=== Records for the exercise ===

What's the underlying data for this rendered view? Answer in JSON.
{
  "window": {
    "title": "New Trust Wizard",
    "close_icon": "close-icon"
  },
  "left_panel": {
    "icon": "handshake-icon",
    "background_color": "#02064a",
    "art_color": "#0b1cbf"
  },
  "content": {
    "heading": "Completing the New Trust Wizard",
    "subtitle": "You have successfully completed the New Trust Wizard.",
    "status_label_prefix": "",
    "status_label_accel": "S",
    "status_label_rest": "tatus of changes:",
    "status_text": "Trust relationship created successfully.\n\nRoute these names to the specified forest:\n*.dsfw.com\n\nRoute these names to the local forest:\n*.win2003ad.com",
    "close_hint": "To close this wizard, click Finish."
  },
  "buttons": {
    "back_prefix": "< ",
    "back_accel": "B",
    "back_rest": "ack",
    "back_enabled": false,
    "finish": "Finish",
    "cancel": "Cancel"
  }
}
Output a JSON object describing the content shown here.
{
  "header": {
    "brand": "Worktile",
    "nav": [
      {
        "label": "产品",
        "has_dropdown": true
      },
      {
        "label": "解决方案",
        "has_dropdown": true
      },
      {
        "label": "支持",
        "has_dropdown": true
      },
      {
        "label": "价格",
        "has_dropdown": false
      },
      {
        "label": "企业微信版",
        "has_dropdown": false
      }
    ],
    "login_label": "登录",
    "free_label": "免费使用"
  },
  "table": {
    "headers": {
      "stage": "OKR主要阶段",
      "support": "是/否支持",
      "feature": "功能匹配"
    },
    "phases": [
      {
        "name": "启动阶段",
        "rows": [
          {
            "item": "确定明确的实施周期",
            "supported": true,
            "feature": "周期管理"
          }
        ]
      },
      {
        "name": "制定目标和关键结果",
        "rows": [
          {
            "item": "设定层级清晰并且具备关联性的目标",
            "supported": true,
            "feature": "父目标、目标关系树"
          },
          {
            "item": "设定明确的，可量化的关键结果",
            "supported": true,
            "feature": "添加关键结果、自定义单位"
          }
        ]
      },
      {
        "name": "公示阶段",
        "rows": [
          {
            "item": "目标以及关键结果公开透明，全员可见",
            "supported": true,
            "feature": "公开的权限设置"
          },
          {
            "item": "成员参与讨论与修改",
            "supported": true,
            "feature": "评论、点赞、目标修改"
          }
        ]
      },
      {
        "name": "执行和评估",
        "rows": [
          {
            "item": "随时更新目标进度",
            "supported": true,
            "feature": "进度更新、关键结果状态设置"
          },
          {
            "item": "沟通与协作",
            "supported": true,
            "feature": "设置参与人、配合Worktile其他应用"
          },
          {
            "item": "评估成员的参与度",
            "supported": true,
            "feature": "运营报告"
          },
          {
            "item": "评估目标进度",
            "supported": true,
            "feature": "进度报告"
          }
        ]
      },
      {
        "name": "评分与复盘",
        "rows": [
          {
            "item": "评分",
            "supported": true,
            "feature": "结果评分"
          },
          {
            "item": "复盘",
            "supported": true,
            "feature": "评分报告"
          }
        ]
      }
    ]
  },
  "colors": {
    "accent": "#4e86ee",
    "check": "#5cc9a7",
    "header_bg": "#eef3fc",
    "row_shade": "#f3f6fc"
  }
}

===
=== Records for the exercise ===

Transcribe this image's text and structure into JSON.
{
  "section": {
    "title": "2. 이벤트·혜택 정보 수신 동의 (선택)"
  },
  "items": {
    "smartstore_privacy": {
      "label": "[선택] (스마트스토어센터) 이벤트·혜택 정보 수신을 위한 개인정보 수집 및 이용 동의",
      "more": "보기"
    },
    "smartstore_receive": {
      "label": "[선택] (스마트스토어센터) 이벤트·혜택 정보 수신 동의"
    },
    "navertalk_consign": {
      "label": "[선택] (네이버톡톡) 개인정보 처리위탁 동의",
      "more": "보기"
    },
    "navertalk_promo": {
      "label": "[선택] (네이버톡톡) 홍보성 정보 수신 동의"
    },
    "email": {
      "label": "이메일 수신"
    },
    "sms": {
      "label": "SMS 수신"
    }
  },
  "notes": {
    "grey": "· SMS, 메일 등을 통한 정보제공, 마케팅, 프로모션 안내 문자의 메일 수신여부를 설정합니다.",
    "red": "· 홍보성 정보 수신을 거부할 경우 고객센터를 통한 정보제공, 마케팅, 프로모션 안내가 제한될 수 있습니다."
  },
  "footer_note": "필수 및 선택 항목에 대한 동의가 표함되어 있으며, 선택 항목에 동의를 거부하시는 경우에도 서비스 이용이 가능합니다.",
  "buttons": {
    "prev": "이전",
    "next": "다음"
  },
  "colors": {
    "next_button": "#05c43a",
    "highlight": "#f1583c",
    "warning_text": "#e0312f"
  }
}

===

| Exercise details |
Go through the records above, find every line with the word "close", and list those lines.

| Answer in full |
    "close_icon": "close-icon"
    "close_hint": "To close this wizard, click Finish."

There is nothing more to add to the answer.